OBJECTIVE → Gather all lines in the records below that include the word "PLANALTO".

--

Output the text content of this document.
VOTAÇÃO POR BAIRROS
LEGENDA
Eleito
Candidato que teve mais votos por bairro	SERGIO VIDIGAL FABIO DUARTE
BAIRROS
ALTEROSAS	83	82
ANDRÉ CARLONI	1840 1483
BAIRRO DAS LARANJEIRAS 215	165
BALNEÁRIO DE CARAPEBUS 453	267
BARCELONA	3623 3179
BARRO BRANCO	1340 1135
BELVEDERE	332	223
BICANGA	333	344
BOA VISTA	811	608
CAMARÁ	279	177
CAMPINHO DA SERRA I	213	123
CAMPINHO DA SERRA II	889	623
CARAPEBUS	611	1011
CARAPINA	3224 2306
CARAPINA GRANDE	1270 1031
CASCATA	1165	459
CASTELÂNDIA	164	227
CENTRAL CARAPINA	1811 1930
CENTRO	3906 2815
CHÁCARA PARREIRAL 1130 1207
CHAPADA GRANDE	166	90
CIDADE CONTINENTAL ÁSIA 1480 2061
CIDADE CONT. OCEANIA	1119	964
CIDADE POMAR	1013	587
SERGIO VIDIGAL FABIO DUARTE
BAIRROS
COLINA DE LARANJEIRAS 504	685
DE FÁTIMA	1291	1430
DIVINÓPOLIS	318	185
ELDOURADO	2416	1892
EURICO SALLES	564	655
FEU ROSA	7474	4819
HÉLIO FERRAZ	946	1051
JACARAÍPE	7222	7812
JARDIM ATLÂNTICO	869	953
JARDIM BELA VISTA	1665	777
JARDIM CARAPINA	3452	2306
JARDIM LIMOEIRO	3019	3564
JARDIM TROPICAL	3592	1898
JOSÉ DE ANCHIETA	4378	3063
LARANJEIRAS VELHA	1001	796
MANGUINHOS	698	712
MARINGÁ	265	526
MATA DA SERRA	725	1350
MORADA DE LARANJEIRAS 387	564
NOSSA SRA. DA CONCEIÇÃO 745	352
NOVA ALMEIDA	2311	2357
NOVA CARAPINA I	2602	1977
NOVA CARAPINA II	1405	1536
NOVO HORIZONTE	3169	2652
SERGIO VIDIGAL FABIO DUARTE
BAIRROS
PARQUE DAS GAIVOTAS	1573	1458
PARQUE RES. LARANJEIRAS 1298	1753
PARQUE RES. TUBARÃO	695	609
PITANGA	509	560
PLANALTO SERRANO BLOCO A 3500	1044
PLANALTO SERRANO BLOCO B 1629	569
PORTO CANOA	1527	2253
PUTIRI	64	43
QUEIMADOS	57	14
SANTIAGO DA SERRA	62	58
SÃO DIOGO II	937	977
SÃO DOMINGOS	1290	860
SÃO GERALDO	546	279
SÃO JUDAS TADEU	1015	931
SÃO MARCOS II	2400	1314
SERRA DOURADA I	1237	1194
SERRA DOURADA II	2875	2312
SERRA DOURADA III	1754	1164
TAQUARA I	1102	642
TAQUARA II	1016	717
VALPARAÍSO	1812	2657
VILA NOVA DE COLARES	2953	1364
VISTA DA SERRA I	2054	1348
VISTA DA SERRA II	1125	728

--

EXERCISE RESULT →
PLANALTO SERRANO BLOCO A 3500	1044
PLANALTO SERRANO BLOCO B 1629	569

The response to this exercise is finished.